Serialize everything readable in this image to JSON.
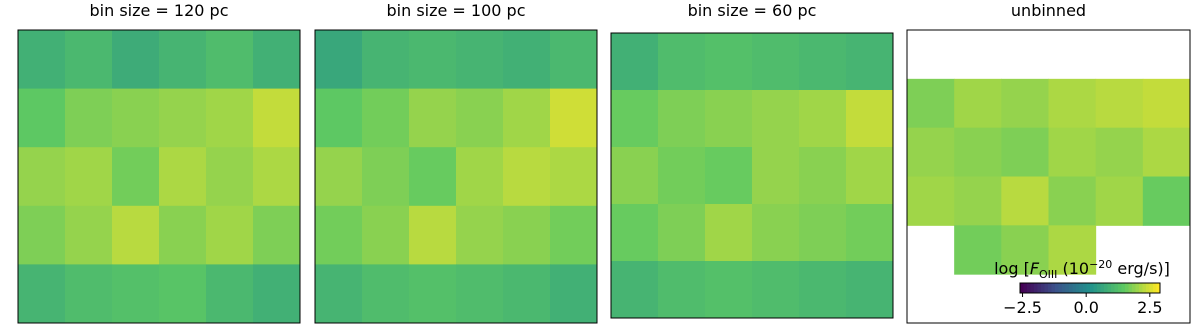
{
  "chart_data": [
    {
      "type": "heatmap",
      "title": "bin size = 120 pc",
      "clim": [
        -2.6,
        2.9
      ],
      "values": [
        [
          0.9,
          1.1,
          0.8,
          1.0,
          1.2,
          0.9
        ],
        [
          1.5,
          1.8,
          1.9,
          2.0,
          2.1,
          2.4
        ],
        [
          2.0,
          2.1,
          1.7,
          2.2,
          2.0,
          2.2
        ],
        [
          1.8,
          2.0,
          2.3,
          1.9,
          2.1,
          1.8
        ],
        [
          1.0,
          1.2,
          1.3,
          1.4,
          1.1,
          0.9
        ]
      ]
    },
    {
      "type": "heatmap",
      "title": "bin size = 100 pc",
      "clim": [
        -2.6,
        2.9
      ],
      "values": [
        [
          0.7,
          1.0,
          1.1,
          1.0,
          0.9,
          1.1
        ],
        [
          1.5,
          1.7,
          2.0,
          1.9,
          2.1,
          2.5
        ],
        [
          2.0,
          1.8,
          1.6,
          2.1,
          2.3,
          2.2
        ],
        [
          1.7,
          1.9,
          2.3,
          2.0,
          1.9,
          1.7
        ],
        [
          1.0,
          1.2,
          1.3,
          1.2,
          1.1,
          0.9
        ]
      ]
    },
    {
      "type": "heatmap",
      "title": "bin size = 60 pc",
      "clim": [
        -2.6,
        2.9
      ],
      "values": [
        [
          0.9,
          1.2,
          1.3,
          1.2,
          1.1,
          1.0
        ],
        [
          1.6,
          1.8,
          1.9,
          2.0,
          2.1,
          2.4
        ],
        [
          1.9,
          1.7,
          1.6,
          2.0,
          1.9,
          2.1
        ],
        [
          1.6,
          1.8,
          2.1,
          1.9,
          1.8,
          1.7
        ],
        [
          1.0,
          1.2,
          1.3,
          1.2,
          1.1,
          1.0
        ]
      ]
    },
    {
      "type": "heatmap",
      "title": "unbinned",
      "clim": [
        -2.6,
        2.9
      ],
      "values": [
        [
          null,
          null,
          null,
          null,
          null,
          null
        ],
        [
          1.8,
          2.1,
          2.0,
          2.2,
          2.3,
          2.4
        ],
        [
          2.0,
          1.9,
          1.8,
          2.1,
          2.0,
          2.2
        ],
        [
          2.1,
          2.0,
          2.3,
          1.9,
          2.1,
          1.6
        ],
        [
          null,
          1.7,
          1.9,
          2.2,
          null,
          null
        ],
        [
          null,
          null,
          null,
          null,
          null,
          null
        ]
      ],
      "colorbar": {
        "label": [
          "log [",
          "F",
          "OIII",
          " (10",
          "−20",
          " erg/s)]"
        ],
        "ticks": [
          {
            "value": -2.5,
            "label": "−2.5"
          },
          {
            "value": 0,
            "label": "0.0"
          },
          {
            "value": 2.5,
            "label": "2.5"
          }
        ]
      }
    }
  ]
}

## OBJECTIVE
Write the material out again exactly as it appears, dropping the pictures.

## TASK RESULT
Serialize everything readable in this image to JSON.
{
  "chart_data": [
    {
      "type": "heatmap",
      "title": "bin size = 120 pc",
      "clim": [
        -2.6,
        2.9
      ],
      "values": [
        [
          0.9,
          1.1,
          0.8,
          1.0,
          1.2,
          0.9
        ],
        [
          1.5,
          1.8,
          1.9,
          2.0,
          2.1,
          2.4
        ],
        [
          2.0,
          2.1,
          1.7,
          2.2,
          2.0,
          2.2
        ],
        [
          1.8,
          2.0,
          2.3,
          1.9,
          2.1,
          1.8
        ],
        [
          1.0,
          1.2,
          1.3,
          1.4,
          1.1,
          0.9
        ]
      ]
    },
    {
      "type": "heatmap",
      "title": "bin size = 100 pc",
      "clim": [
        -2.6,
        2.9
      ],
      "values": [
        [
          0.7,
          1.0,
          1.1,
          1.0,
          0.9,
          1.1
        ],
        [
          1.5,
          1.7,
          2.0,
          1.9,
          2.1,
          2.5
        ],
        [
          2.0,
          1.8,
          1.6,
          2.1,
          2.3,
          2.2
        ],
        [
          1.7,
          1.9,
          2.3,
          2.0,
          1.9,
          1.7
        ],
        [
          1.0,
          1.2,
          1.3,
          1.2,
          1.1,
          0.9
        ]
      ]
    },
    {
      "type": "heatmap",
      "title": "bin size = 60 pc",
      "clim": [
        -2.6,
        2.9
      ],
      "values": [
        [
          0.9,
          1.2,
          1.3,
          1.2,
          1.1,
          1.0
        ],
        [
          1.6,
          1.8,
          1.9,
          2.0,
          2.1,
          2.4
        ],
        [
          1.9,
          1.7,
          1.6,
          2.0,
          1.9,
          2.1
        ],
        [
          1.6,
          1.8,
          2.1,
          1.9,
          1.8,
          1.7
        ],
        [
          1.0,
          1.2,
          1.3,
          1.2,
          1.1,
          1.0
        ]
      ]
    },
    {
      "type": "heatmap",
      "title": "unbinned",
      "clim": [
        -2.6,
        2.9
      ],
      "values": [
        [
          null,
          null,
          null,
          null,
          null,
          null
        ],
        [
          1.8,
          2.1,
          2.0,
          2.2,
          2.3,
          2.4
        ],
        [
          2.0,
          1.9,
          1.8,
          2.1,
          2.0,
          2.2
        ],
        [
          2.1,
          2.0,
          2.3,
          1.9,
          2.1,
          1.6
        ],
        [
          null,
          1.7,
          1.9,
          2.2,
          null,
          null
        ],
        [
          null,
          null,
          null,
          null,
          null,
          null
        ]
      ],
      "colorbar": {
        "label": [
          "log [",
          "F",
          "OIII",
          " (10",
          "−20",
          " erg/s)]"
        ],
        "ticks": [
          {
            "value": -2.5,
            "label": "−2.5"
          },
          {
            "value": 0,
            "label": "0.0"
          },
          {
            "value": 2.5,
            "label": "2.5"
          }
        ]
      }
    }
  ]
}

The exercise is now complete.